[BEGIN DATA EXCERPTS]
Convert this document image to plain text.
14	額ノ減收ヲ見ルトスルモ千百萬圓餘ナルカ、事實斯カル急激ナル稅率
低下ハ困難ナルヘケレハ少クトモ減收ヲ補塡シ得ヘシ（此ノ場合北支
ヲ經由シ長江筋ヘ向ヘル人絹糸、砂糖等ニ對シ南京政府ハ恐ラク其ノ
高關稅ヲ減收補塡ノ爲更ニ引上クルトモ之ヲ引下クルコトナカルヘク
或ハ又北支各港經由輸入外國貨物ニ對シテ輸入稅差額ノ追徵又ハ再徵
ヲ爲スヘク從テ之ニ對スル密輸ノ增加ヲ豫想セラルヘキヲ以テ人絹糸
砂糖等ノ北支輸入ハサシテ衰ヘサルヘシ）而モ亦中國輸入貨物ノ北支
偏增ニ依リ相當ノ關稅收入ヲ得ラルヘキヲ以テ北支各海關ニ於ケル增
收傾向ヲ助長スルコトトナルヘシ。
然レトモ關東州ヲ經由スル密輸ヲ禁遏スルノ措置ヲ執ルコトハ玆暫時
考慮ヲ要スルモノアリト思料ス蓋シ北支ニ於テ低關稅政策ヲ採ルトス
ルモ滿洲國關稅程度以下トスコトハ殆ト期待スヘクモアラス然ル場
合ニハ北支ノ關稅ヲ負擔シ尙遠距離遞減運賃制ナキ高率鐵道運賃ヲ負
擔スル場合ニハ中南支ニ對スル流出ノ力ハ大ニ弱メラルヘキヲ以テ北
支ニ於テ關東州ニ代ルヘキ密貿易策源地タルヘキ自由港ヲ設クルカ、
[END DATA EXCERPTS]
- _YOUR GOAL_:
Give back all the data exactly as written.

- _THE SOLUTION_:
Convert this document image to plain text.
14	額ノ減收ヲ見ルトスルモ千百萬圓餘ナルカ、事實斯カル急激ナル稅率
低下ハ困難ナルヘケレハ少クトモ減收ヲ補塡シ得ヘシ（此ノ場合北支
ヲ經由シ長江筋ヘ向ヘル人絹糸、砂糖等ニ對シ南京政府ハ恐ラク其ノ
高關稅ヲ減收補塡ノ爲更ニ引上クルトモ之ヲ引下クルコトナカルヘク
或ハ又北支各港經由輸入外國貨物ニ對シテ輸入稅差額ノ追徵又ハ再徵
ヲ爲スヘク從テ之ニ對スル密輸ノ增加ヲ豫想セラルヘキヲ以テ人絹糸
砂糖等ノ北支輸入ハサシテ衰ヘサルヘシ）而モ亦中國輸入貨物ノ北支
偏增ニ依リ相當ノ關稅收入ヲ得ラルヘキヲ以テ北支各海關ニ於ケル增
收傾向ヲ助長スルコトトナルヘシ。
然レトモ關東州ヲ經由スル密輸ヲ禁遏スルノ措置ヲ執ルコトハ玆暫時
考慮ヲ要スルモノアリト思料ス蓋シ北支ニ於テ低關稅政策ヲ採ルトス
ルモ滿洲國關稅程度以下トスコトハ殆ト期待スヘクモアラス然ル場
合ニハ北支ノ關稅ヲ負擔シ尙遠距離遞減運賃制ナキ高率鐵道運賃ヲ負
擔スル場合ニハ中南支ニ對スル流出ノ力ハ大ニ弱メラルヘキヲ以テ北
支ニ於テ關東州ニ代ルヘキ密貿易策源地タルヘキ自由港ヲ設クルカ、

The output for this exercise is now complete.